Extract to read:
They're probably a little low, but let's just say that they're relatively valid.
And what these are is the alleged extent of under-the-table commerce in OECD countries.
So in Switzerland, 7.5% of the gross national product is completely under the table.
And that means, of course, you're breaking the law and you're forgoing any legal recourse.
And this goes all the way up to, I guess, the United Kingdom, 13.5%.
The U.S., 8.5%.
Canada, the broadcast center of Freedom Aid Radio, 14.5%.
Denmark, Norway, and Sweden, 18, 19, and 19%.
Spain, 23%.
Hungary, 28%.
Greece! 31%.
Well, Greece has a very historical lack of respect for this sort of stuff.
So 31%. We'll talk about sort of what that means in a moment.
I'm going to read a little bit from this article.
This is from the Toronto Star, which is available at thestar.com in case you want to read along.
When the GST was brought in in 1991, the GST is a much-hated tax up here.
It's 7% on goods and services, and it replaced a manufacturer's tax of 10%.
And there was a nasty recession going on.
They brought in the GST. When the GST was introduced, it pushed about 2% of Canada's economy into the underground, or $21 billion.
Of course, construction and things like that are pretty big.
And in the first five years after it was introduced, about 95% of clients asked for all cash deals.
Now, that is a very, very, very important fact.
And this guy says it was like everyone you could imagine under the sun.
But this is a very important thing when people look at the question of law and order and contracts and so on.
I think it's absolutely essential that people understand that without the state, like people say, well, without the state, there'd be anarchy!

Data shown:
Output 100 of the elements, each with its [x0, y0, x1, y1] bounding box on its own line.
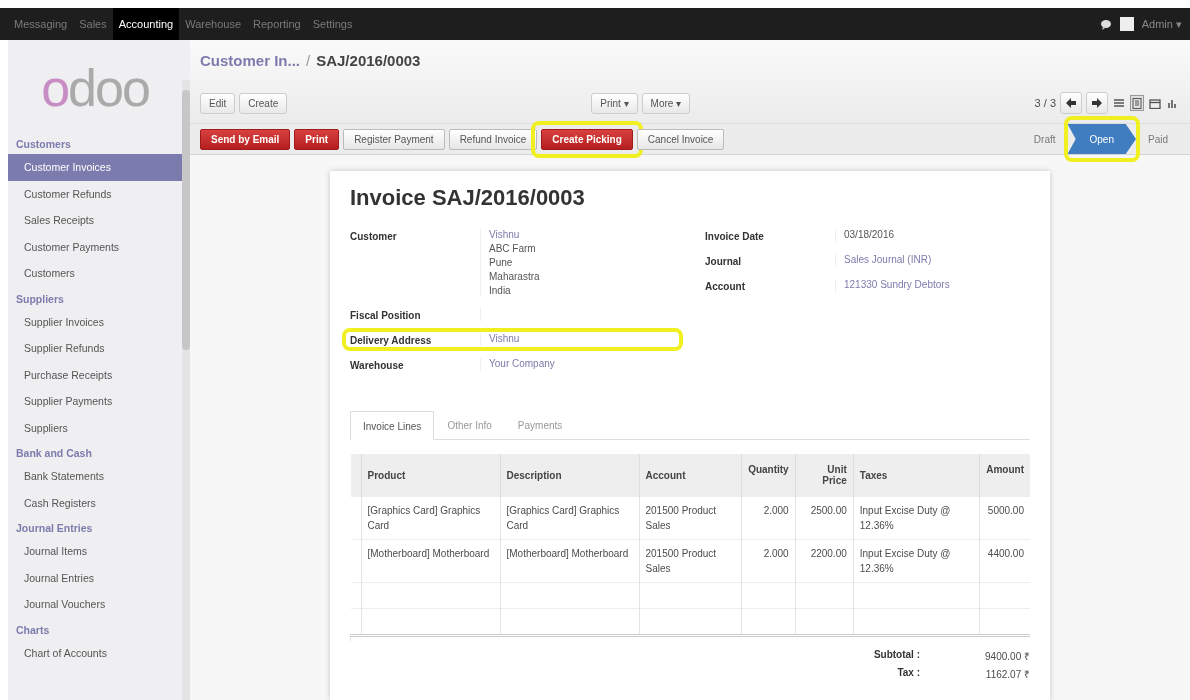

Instruction:
In the transcript on under-the-table commerce, what rate did the GST charge on goods and services, and what tax did it replace?

Output of the task:
The GST charged 7% on goods and services and replaced a 10% manufacturer's tax.